● WHAT YOU SHOULD DO
All of the records below should be output exactly.

Lines of data:

# # # # # # #

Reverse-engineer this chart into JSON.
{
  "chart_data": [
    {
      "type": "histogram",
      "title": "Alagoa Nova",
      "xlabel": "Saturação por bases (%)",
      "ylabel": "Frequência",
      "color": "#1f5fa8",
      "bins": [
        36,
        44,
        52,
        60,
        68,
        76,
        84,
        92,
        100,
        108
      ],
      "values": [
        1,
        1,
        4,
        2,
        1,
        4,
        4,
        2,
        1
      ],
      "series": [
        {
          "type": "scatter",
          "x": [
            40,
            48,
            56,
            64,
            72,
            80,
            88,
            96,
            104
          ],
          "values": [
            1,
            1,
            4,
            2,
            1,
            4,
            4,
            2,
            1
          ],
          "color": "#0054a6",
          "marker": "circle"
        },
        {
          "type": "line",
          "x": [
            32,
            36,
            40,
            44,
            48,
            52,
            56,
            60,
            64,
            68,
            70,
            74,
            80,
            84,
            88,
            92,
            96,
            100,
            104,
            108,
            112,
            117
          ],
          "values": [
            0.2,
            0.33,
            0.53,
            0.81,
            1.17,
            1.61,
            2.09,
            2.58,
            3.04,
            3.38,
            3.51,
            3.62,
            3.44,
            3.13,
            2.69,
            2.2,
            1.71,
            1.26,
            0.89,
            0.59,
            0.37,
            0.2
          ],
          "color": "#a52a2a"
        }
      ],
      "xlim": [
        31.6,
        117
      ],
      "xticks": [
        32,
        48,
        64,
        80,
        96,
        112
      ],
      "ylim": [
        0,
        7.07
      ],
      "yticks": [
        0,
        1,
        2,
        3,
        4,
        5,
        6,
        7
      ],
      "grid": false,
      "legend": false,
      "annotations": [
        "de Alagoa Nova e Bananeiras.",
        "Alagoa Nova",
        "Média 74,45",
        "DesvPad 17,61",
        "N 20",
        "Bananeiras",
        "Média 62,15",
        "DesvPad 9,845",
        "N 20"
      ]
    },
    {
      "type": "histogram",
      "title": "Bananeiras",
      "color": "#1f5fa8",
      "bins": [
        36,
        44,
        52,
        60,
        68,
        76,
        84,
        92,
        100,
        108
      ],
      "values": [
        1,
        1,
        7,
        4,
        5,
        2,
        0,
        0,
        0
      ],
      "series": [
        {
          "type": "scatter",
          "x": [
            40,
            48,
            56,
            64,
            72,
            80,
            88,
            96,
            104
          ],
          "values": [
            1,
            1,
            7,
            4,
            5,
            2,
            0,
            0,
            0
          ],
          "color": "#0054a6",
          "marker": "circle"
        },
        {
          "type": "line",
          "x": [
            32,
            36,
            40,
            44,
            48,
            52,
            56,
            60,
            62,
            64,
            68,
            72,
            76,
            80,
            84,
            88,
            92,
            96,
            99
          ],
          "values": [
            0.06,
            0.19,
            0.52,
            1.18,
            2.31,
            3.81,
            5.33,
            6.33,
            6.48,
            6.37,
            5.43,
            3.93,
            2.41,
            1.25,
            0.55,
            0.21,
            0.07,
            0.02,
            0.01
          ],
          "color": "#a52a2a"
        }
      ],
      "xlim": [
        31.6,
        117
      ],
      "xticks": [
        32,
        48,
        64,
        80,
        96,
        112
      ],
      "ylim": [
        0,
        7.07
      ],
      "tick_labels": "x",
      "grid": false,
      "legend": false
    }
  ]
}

# # # # # # #

● SOLUTION TO THIS PROBLEM
Reverse-engineer this chart into JSON.
{
  "chart_data": [
    {
      "type": "histogram",
      "title": "Alagoa Nova",
      "xlabel": "Saturação por bases (%)",
      "ylabel": "Frequência",
      "color": "#1f5fa8",
      "bins": [
        36,
        44,
        52,
        60,
        68,
        76,
        84,
        92,
        100,
        108
      ],
      "values": [
        1,
        1,
        4,
        2,
        1,
        4,
        4,
        2,
        1
      ],
      "series": [
        {
          "type": "scatter",
          "x": [
            40,
            48,
            56,
            64,
            72,
            80,
            88,
            96,
            104
          ],
          "values": [
            1,
            1,
            4,
            2,
            1,
            4,
            4,
            2,
            1
          ],
          "color": "#0054a6",
          "marker": "circle"
        },
        {
          "type": "line",
          "x": [
            32,
            36,
            40,
            44,
            48,
            52,
            56,
            60,
            64,
            68,
            70,
            74,
            80,
            84,
            88,
            92,
            96,
            100,
            104,
            108,
            112,
            117
          ],
          "values": [
            0.2,
            0.33,
            0.53,
            0.81,
            1.17,
            1.61,
            2.09,
            2.58,
            3.04,
            3.38,
            3.51,
            3.62,
            3.44,
            3.13,
            2.69,
            2.2,
            1.71,
            1.26,
            0.89,
            0.59,
            0.37,
            0.2
          ],
          "color": "#a52a2a"
        }
      ],
      "xlim": [
        31.6,
        117
      ],
      "xticks": [
        32,
        48,
        64,
        80,
        96,
        112
      ],
      "ylim": [
        0,
        7.07
      ],
      "yticks": [
        0,
        1,
        2,
        3,
        4,
        5,
        6,
        7
      ],
      "grid": false,
      "legend": false,
      "annotations": [
        "de Alagoa Nova e Bananeiras.",
        "Alagoa Nova",
        "Média 74,45",
        "DesvPad 17,61",
        "N 20",
        "Bananeiras",
        "Média 62,15",
        "DesvPad 9,845",
        "N 20"
      ]
    },
    {
      "type": "histogram",
      "title": "Bananeiras",
      "color": "#1f5fa8",
      "bins": [
        36,
        44,
        52,
        60,
        68,
        76,
        84,
        92,
        100,
        108
      ],
      "values": [
        1,
        1,
        7,
        4,
        5,
        2,
        0,
        0,
        0
      ],
      "series": [
        {
          "type": "scatter",
          "x": [
            40,
            48,
            56,
            64,
            72,
            80,
            88,
            96,
            104
          ],
          "values": [
            1,
            1,
            7,
            4,
            5,
            2,
            0,
            0,
            0
          ],
          "color": "#0054a6",
          "marker": "circle"
        },
        {
          "type": "line",
          "x": [
            32,
            36,
            40,
            44,
            48,
            52,
            56,
            60,
            62,
            64,
            68,
            72,
            76,
            80,
            84,
            88,
            92,
            96,
            99
          ],
          "values": [
            0.06,
            0.19,
            0.52,
            1.18,
            2.31,
            3.81,
            5.33,
            6.33,
            6.48,
            6.37,
            5.43,
            3.93,
            2.41,
            1.25,
            0.55,
            0.21,
            0.07,
            0.02,
            0.01
          ],
          "color": "#a52a2a"
        }
      ],
      "xlim": [
        31.6,
        117
      ],
      "xticks": [
        32,
        48,
        64,
        80,
        96,
        112
      ],
      "ylim": [
        0,
        7.07
      ],
      "tick_labels": "x",
      "grid": false,
      "legend": false
    }
  ]
}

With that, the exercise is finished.